**Direction:**
Which lines contain the word "Pizza"? Return each of them as written.

**Supplied records:**
* * * * *
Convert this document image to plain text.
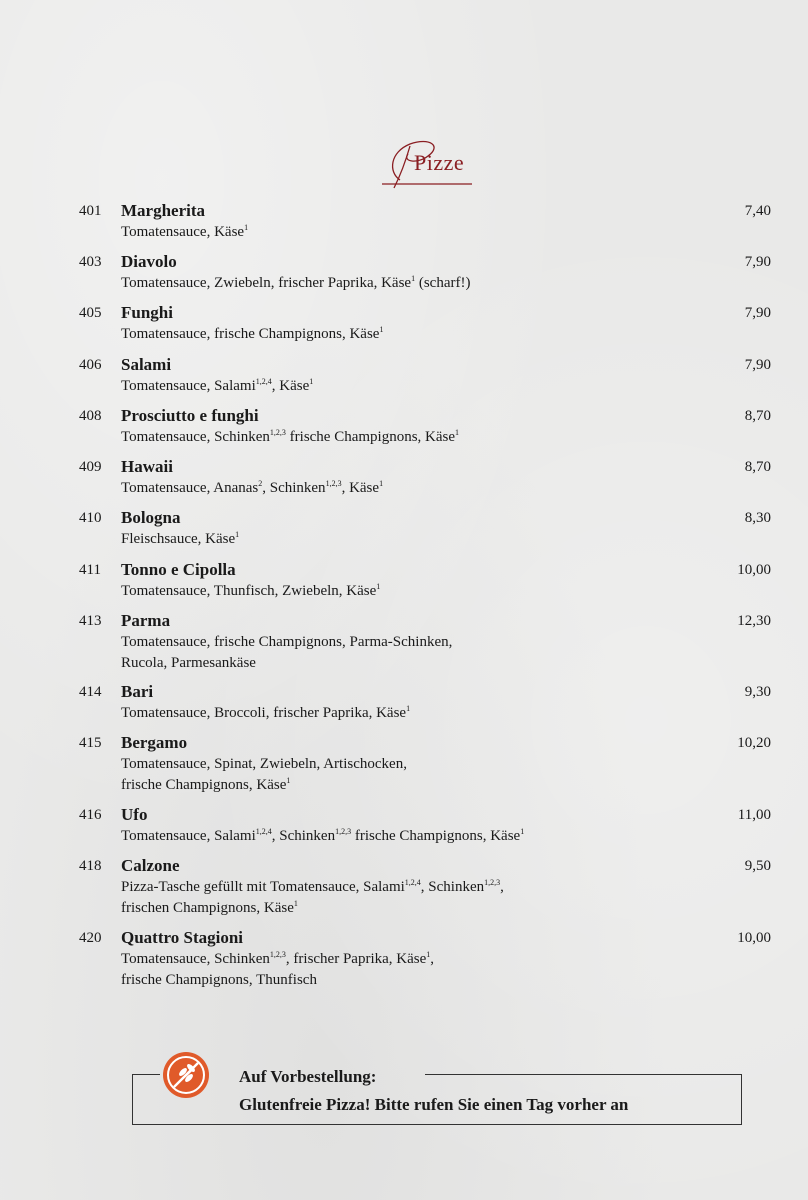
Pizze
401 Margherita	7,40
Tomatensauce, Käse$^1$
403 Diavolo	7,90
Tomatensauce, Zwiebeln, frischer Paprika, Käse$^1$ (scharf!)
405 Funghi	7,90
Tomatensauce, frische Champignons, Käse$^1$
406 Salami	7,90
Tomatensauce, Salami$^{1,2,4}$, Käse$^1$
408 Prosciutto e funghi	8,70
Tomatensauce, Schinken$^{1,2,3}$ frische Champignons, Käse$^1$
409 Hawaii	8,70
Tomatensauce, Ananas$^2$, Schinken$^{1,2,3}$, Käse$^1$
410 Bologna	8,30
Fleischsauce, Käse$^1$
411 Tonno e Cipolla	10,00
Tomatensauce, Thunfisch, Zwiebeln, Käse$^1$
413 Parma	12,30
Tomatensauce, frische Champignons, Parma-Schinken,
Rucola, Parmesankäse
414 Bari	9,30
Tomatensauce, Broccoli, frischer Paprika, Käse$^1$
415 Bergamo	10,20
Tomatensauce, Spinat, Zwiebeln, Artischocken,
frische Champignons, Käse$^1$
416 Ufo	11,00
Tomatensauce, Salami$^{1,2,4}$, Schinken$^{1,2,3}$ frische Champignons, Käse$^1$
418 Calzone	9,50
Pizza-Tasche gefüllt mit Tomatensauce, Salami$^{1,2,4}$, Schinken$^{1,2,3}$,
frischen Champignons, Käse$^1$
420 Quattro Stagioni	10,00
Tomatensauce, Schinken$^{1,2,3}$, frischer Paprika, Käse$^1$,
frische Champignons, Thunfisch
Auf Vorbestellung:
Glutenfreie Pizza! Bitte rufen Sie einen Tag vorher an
* * * * *
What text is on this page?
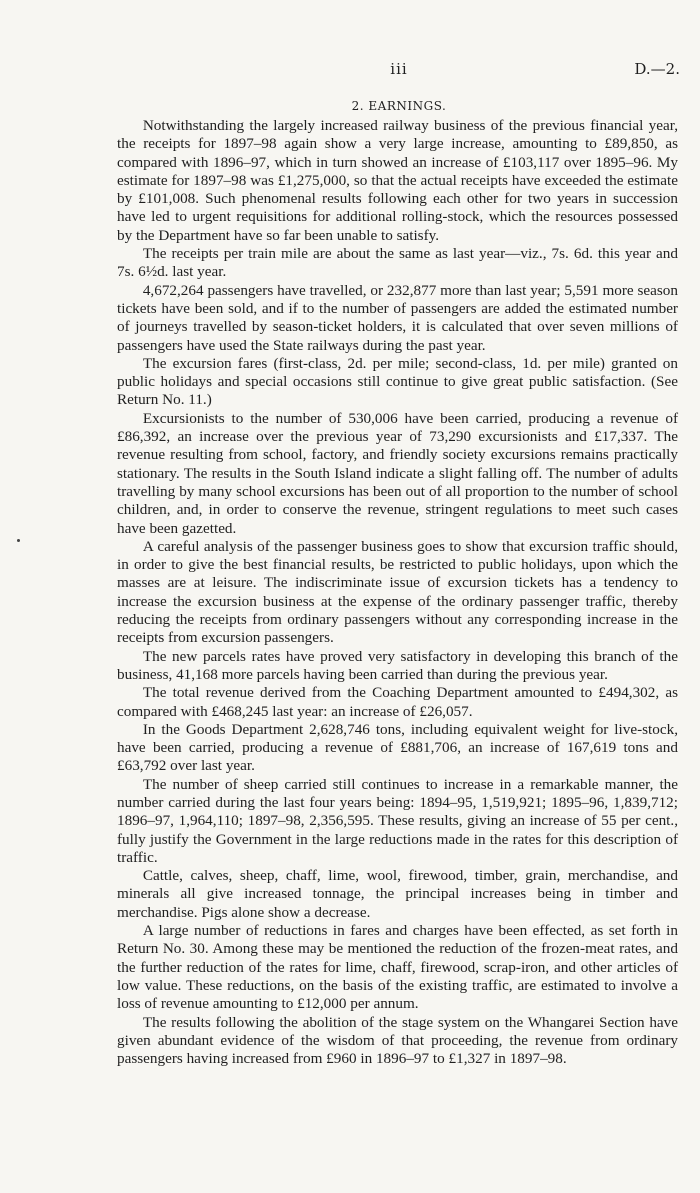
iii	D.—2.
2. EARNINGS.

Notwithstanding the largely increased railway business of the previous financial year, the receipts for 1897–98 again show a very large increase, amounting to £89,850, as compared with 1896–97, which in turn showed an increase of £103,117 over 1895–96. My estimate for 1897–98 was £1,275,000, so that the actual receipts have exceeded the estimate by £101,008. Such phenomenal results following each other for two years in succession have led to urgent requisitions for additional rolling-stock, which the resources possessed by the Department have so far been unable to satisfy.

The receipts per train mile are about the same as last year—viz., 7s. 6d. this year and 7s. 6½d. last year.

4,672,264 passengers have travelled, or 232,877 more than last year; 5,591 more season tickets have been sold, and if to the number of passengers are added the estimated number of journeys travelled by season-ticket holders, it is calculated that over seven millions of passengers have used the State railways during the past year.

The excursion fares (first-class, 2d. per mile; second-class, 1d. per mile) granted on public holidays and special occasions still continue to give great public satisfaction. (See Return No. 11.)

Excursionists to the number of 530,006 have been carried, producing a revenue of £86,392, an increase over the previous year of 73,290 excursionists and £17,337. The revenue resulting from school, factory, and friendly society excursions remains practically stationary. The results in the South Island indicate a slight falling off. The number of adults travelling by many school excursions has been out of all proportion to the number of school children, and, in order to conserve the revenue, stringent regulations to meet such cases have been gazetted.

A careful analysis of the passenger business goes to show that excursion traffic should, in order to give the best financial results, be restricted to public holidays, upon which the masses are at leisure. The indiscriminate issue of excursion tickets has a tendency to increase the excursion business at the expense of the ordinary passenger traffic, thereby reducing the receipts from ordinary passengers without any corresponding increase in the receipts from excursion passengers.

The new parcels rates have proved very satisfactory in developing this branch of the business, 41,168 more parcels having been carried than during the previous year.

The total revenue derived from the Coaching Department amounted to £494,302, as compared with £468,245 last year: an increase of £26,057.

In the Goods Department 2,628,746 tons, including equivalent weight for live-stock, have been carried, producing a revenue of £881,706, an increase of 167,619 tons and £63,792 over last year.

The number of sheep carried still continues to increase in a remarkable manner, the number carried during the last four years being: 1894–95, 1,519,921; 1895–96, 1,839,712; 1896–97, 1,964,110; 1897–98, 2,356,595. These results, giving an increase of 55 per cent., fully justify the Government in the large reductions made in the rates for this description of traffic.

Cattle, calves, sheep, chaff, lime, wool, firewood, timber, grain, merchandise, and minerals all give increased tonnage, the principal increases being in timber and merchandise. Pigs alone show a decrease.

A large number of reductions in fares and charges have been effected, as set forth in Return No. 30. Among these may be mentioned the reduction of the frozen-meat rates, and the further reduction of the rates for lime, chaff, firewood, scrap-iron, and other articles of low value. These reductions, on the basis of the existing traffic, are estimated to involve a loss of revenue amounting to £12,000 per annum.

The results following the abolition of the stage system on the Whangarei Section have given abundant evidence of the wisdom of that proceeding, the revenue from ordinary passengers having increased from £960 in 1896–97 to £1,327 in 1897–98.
* * * * *
**Solution below:**
Pizza-Tasche gefüllt mit Tomatensauce, Salami$^{1,2,4}$, Schinken$^{1,2,3}$,
Glutenfreie Pizza! Bitte rufen Sie einen Tag vorher an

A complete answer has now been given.